[What you should do]
Scan the data below and report how many lines include the word "لهيعة". Nothing else is wanted.

Stored entries
===============
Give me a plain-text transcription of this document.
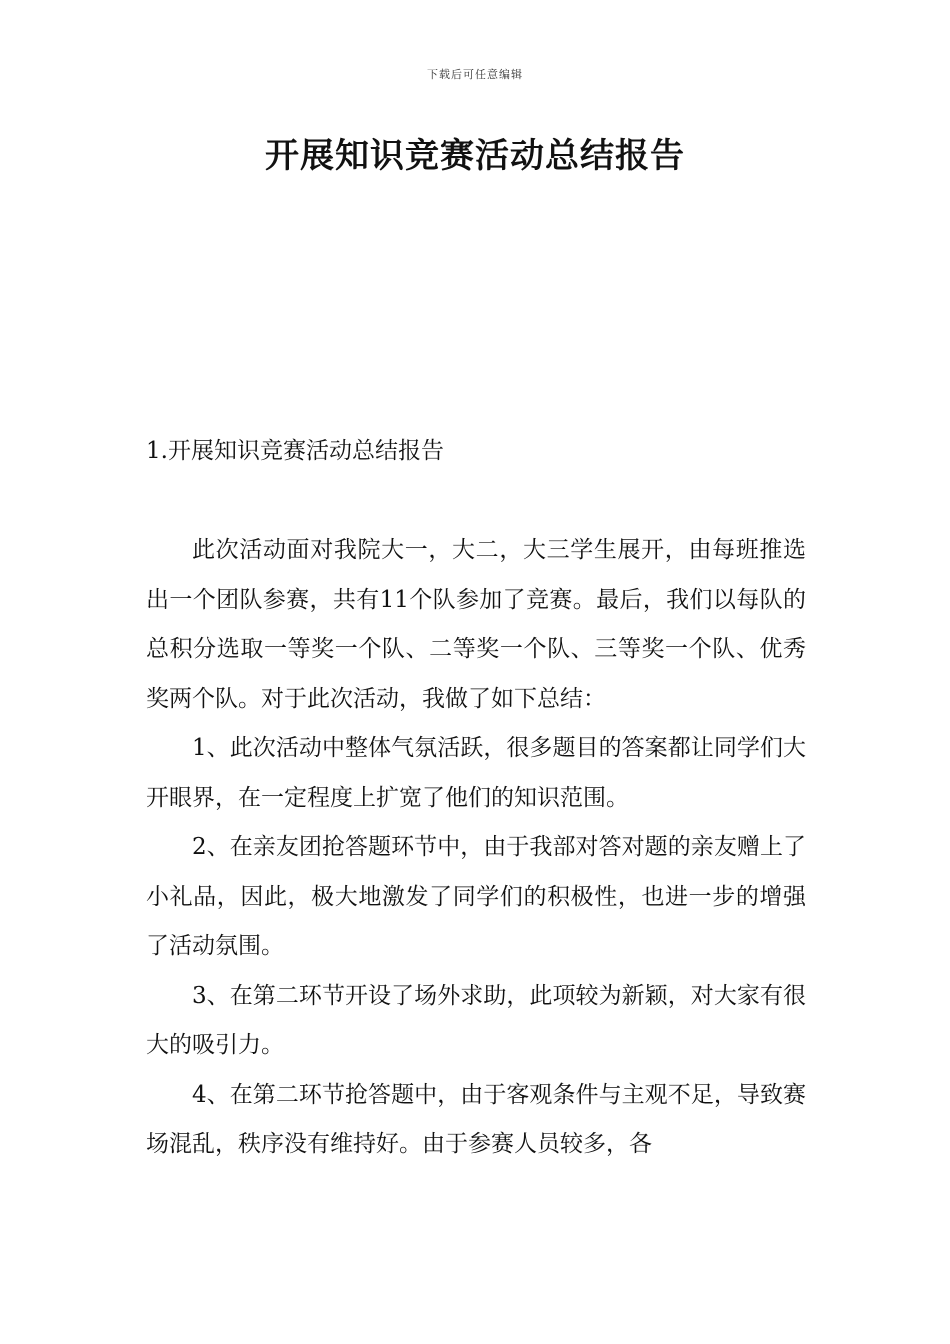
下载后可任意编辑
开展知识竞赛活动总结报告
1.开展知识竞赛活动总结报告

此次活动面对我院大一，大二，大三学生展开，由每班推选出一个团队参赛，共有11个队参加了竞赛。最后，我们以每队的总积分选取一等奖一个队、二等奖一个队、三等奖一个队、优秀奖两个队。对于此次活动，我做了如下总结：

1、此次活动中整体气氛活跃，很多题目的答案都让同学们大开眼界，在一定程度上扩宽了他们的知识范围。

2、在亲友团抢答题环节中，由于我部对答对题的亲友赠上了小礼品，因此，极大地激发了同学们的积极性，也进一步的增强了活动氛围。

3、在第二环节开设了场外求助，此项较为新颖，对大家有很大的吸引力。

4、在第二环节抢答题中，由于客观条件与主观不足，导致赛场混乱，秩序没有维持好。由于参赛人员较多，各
===============
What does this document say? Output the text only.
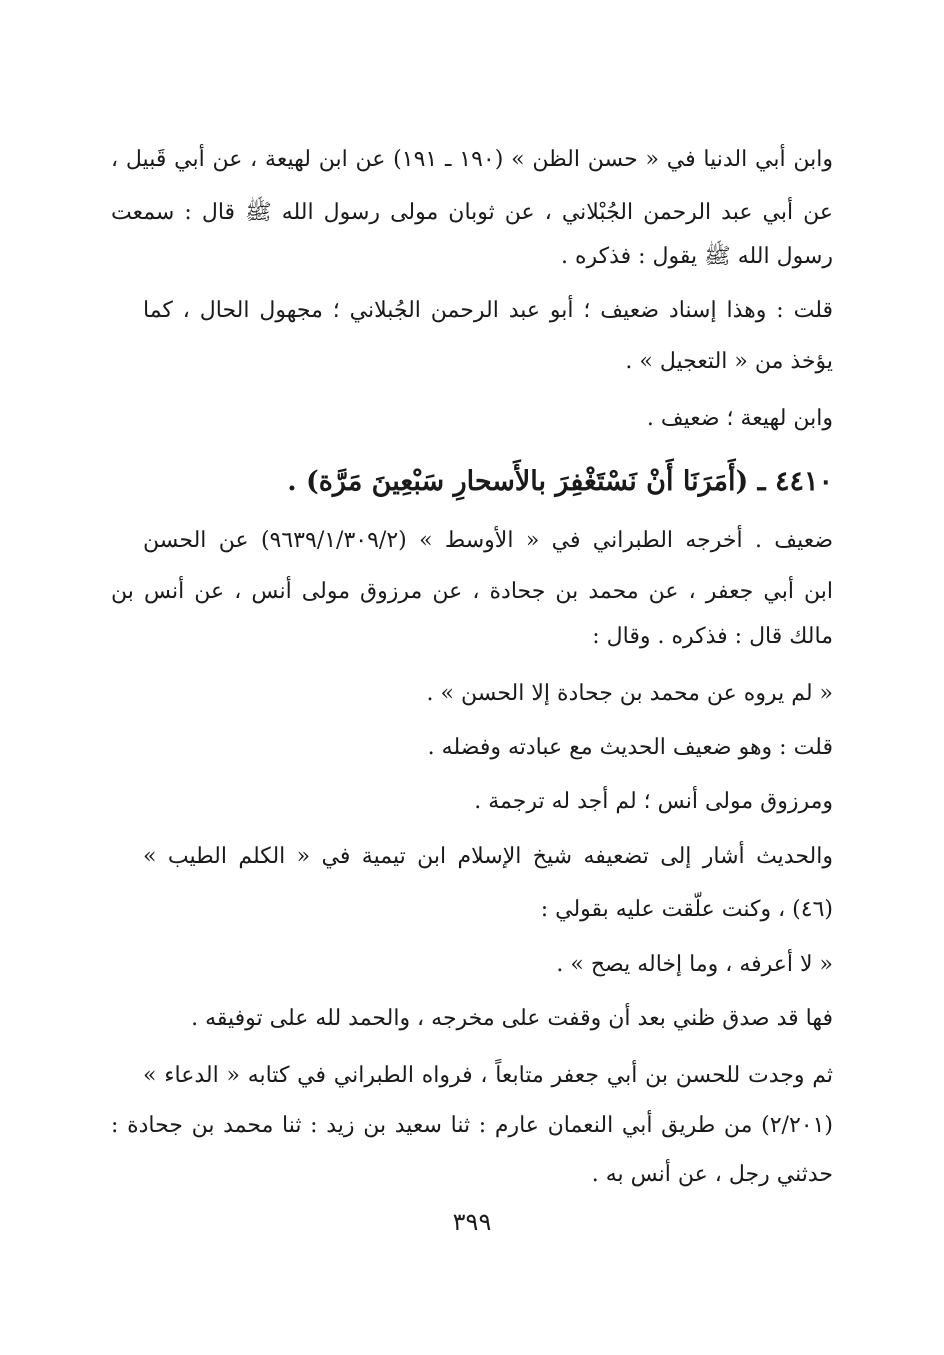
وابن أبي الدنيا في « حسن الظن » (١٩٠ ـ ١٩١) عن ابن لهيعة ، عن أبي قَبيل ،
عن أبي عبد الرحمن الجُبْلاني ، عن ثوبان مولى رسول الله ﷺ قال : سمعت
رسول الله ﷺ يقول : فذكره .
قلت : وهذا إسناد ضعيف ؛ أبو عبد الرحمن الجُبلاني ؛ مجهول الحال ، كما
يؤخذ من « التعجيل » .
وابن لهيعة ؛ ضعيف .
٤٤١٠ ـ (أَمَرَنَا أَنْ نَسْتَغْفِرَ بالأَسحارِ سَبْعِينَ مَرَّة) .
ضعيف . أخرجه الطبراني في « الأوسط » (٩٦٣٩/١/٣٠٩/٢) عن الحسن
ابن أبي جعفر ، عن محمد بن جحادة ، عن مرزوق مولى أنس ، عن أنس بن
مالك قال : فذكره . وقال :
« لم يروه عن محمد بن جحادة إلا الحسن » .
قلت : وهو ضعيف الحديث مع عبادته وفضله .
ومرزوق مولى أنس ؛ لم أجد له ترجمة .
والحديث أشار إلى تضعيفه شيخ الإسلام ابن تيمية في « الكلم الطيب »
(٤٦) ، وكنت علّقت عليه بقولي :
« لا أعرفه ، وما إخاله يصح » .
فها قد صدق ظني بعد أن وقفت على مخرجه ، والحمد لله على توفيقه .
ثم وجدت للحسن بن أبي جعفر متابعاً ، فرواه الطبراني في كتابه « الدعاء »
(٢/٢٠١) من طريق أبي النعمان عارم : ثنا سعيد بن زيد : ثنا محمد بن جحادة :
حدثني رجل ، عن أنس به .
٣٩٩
===============
[Solution]
2